▶ **Goal**: Extract every entry word for word.

(Data excerpts)
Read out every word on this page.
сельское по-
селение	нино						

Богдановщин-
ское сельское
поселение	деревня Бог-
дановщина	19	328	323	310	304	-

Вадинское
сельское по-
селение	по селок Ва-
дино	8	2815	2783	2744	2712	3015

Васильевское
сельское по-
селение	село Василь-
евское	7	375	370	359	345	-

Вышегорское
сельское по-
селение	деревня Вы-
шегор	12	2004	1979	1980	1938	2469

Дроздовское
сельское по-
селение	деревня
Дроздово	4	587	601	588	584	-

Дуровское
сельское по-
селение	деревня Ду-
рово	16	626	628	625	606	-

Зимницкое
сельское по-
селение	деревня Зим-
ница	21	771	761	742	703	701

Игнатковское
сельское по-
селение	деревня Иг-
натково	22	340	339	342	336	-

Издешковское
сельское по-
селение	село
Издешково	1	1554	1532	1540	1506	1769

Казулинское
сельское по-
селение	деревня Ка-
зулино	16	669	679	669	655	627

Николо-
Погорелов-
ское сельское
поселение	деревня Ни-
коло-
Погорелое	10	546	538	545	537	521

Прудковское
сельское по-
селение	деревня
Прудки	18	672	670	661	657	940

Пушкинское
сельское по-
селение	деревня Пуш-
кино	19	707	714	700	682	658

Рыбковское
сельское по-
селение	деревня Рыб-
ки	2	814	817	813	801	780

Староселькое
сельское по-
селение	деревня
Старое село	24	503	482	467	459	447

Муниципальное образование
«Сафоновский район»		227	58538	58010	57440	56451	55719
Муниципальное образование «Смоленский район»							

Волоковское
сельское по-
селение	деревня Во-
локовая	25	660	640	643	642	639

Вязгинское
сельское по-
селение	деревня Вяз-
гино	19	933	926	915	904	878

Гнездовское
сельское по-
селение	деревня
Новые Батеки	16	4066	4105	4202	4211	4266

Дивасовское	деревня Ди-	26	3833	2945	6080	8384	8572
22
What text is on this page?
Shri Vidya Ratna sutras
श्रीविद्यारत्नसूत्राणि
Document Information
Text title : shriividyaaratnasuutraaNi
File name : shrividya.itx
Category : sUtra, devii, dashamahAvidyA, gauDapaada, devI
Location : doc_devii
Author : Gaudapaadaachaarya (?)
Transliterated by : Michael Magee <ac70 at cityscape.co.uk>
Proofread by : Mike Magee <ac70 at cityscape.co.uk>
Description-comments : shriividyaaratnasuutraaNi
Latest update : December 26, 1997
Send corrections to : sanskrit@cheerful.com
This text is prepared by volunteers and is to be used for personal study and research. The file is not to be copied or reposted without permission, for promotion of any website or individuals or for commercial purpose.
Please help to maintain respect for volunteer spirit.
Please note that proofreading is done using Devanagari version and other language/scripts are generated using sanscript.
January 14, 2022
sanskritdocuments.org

▶ **Completed exercise**:
Read out every word on this page.
сельское по-
селение	нино						

Богдановщин-
ское сельское
поселение	деревня Бог-
дановщина	19	328	323	310	304	-

Вадинское
сельское по-
селение	по селок Ва-
дино	8	2815	2783	2744	2712	3015

Васильевское
сельское по-
селение	село Василь-
евское	7	375	370	359	345	-

Вышегорское
сельское по-
селение	деревня Вы-
шегор	12	2004	1979	1980	1938	2469

Дроздовское
сельское по-
селение	деревня
Дроздово	4	587	601	588	584	-

Дуровское
сельское по-
селение	деревня Ду-
рово	16	626	628	625	606	-

Зимницкое
сельское по-
селение	деревня Зим-
ница	21	771	761	742	703	701

Игнатковское
сельское по-
селение	деревня Иг-
натково	22	340	339	342	336	-

Издешковское
сельское по-
селение	село
Издешково	1	1554	1532	1540	1506	1769

Казулинское
сельское по-
селение	деревня Ка-
зулино	16	669	679	669	655	627

Николо-
Погорелов-
ское сельское
поселение	деревня Ни-
коло-
Погорелое	10	546	538	545	537	521

Прудковское
сельское по-
селение	деревня
Прудки	18	672	670	661	657	940

Пушкинское
сельское по-
селение	деревня Пуш-
кино	19	707	714	700	682	658

Рыбковское
сельское по-
селение	деревня Рыб-
ки	2	814	817	813	801	780

Староселькое
сельское по-
селение	деревня
Старое село	24	503	482	467	459	447

Муниципальное образование
«Сафоновский район»		227	58538	58010	57440	56451	55719
Муниципальное образование «Смоленский район»							

Волоковское
сельское по-
селение	деревня Во-
локовая	25	660	640	643	642	639

Вязгинское
сельское по-
селение	деревня Вяз-
гино	19	933	926	915	904	878

Гнездовское
сельское по-
селение	деревня
Новые Батеки	16	4066	4105	4202	4211	4266

Дивасовское	деревня Ди-	26	3833	2945	6080	8384	8572
22
What text is on this page?
Shri Vidya Ratna sutras
श्रीविद्यारत्नसूत्राणि
Document Information
Text title : shriividyaaratnasuutraaNi
File name : shrividya.itx
Category : sUtra, devii, dashamahAvidyA, gauDapaada, devI
Location : doc_devii
Author : Gaudapaadaachaarya (?)
Transliterated by : Michael Magee <ac70 at cityscape.co.uk>
Proofread by : Mike Magee <ac70 at cityscape.co.uk>
Description-comments : shriividyaaratnasuutraaNi
Latest update : December 26, 1997
Send corrections to : sanskrit@cheerful.com
This text is prepared by volunteers and is to be used for personal study and research. The file is not to be copied or reposted without permission, for promotion of any website or individuals or for commercial purpose.
Please help to maintain respect for volunteer spirit.
Please note that proofreading is done using Devanagari version and other language/scripts are generated using sanscript.
January 14, 2022
sanskritdocuments.org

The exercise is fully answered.